Le Piattaforme Abilitanti sono una colonna portante della strategia di trasformazione digitale del Paese e sono descritte al capitolo 4.2 del Piano Triennale:
“Le Piattaforme abilitanti sono soluzioni che offrono funzionalità fondamentali, trasversali e riusabili nei singoli progetti, uniformandone le modalità di erogazione. Esse sollevano le amministrazioni dalla necessità di dover acquistare e/o realizzare funzionalità comuni a più sistemi software, semplificando la progettazione, riducendo i tempi e i costi di realizzazione di nuovi servizi e garantendo maggiore sicurezza informatica. Alcuni esempi rivolti ai cittadini e alle imprese sono i servizi di identificazione, di fatturazione e di pagamento. Altre piattaforme sono rivolte in via principale alla PA ma sono ugualmente abilitanti, come ad esempio l’Anagrafe nazionale della popolazione residente (ANPR). In questo modo sarà più facile per le amministrazioni offrire al cittadino e alle imprese un modo uniforme e più semplice di interazione e collaborazione”.
Piattaforma abilitanti, situazione a macchia di leopardo
Una caratteristica fondamentale delle Piattaforme Abilitanti è che, per definizione, hanno impatto positivo sul cittadino solo quando vengono effettivamente adottate nei servizi, i quali vengono principalmente erogati dagli enti sul territorio.
Molte delle metriche che vengono normalmente presentate sono relative a indicatori nazionali come ad esempio il numero di identità SPID rilasciate, il numero di Comuni subentrati in ANPR eccetera. Basta però calcolare gli stessi indicatori su base regionale per rivelare grosse differenze e una situazione sostanzialmente a macchia di leopardo.
Prendere coscienza di quali siano i territori in maggiore affanno è fondamentale per risolvere i nodi che frenano l’attuazione del Piano Triennale.
I dati che seguono sono il risultato di una rilevazione eseguita ad inizio maggio 2018.

┄┄┄┄┄┄

§ Richieste:
[A] Nel testo sulle Piattaforme Abilitanti, in quale capitolo del Piano Triennale vengono descritte queste piattaforme?
[B] Continua il testo sulle Piattaforme Abilitanti partendo dopo la sua ultima frase.
Il materiale qui non ha alcun ruolo.

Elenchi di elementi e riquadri
┄┄┄┄┄┄

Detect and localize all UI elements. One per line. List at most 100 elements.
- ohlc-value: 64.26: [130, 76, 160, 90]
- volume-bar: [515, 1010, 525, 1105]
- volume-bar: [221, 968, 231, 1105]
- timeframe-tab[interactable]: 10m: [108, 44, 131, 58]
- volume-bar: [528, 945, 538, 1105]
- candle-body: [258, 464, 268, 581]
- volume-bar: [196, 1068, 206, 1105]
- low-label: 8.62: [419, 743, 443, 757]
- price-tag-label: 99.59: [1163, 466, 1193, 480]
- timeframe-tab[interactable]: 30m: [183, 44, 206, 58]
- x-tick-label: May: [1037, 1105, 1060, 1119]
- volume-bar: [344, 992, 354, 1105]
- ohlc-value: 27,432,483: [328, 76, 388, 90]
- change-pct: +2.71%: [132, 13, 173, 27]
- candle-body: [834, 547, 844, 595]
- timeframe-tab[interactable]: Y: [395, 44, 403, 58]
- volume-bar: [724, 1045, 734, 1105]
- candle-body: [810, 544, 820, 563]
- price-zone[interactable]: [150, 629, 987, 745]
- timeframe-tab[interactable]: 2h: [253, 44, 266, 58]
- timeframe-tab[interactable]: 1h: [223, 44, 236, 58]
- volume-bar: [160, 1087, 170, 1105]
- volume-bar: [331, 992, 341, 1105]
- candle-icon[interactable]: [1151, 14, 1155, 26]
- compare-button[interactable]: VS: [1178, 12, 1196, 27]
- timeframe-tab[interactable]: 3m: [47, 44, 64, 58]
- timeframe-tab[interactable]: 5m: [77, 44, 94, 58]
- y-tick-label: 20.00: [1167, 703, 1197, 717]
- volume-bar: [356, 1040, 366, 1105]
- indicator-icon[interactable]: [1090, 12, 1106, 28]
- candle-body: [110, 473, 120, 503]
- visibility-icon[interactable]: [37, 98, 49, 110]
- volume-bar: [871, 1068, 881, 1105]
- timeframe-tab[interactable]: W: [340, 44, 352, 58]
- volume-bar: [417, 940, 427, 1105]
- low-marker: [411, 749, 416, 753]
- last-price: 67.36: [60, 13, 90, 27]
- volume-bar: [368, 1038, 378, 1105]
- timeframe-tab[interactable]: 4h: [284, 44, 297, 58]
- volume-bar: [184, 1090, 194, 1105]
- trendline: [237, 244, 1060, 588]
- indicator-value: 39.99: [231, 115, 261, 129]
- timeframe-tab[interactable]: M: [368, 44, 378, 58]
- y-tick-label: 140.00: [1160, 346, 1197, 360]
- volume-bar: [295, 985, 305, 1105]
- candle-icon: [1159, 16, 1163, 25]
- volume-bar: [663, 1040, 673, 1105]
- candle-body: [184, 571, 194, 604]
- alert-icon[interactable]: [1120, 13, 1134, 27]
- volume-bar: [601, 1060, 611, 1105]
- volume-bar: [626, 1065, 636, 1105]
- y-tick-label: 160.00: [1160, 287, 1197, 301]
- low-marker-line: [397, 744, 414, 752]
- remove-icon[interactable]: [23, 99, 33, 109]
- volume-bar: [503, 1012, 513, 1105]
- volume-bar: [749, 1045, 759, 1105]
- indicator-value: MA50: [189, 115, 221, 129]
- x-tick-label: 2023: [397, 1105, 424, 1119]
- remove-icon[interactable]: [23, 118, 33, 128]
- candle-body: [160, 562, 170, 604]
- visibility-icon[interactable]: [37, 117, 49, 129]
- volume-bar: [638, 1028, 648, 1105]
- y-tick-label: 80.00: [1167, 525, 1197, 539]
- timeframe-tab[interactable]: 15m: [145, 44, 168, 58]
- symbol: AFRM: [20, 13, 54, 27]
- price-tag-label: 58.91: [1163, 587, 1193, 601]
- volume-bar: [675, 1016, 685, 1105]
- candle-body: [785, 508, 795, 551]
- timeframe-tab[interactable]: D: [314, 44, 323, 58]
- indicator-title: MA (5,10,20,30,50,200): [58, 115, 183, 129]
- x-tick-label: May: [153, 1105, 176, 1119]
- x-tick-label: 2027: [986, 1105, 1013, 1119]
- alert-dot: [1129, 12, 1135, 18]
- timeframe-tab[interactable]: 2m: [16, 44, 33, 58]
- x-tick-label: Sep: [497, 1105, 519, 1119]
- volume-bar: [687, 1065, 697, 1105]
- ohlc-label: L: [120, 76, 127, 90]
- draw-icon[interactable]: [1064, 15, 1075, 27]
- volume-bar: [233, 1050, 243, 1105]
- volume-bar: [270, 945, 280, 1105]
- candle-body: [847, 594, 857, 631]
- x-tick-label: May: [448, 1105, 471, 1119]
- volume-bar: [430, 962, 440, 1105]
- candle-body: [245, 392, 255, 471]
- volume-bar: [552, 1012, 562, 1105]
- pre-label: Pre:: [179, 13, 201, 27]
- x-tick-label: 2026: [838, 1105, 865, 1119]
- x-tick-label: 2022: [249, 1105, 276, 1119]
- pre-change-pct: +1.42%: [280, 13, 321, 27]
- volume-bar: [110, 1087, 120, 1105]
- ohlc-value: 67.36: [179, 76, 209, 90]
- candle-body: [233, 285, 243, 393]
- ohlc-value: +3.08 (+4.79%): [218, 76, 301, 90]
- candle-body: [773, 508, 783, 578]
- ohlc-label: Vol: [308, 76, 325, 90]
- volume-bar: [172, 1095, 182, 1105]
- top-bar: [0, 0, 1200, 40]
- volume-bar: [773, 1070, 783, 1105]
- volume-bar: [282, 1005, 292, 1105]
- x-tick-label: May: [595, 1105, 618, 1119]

┄┄┄┄┄┄

§ Risultati finali:
[A] Nel capitolo 4.2.

[B]
CIE, equipaggiata più della metà dei comuni
La distribuzione della nuova CIE richiede un’integrazione nei processi di anagrafe dei Comuni e si realizza quindi Comune per Comune. Ad oggi più della metà dei quasi 8000 Comuni italiani sono già equipaggiati con tutto quanto serve per l’emissione della CIE e il 35% sta già emettendo la nuova carta.
Questa penetrazione, che potrebbe a prima vista sembrare ancora molto parziale, tradotta in milioni di cittadini coperti è in realtà molto migliore, questo perché il piano di dispiegamento ha privilegiato i Comuni più grandi. Nei Comuni che stanno già emettendo la CIE vive infatti ben il 73% della popolazione.
A livello regionale la copertura di popolazione è relativamente uniforme, con valori massimi superiori a 90% in Liguria, Emilia, Toscana, Umbria, Lazio e Puglia. Spiccano invece come casi negativi il Molise e il Trentino Alto-Adige, le uniche due regioni sotto 70%.
Per il Trentino Alto-Adige sappiamo che il problema è principalmente dovuto alla richiesta di avere una CIE in doppia lingua, che è prevista ma non ancora disponibile.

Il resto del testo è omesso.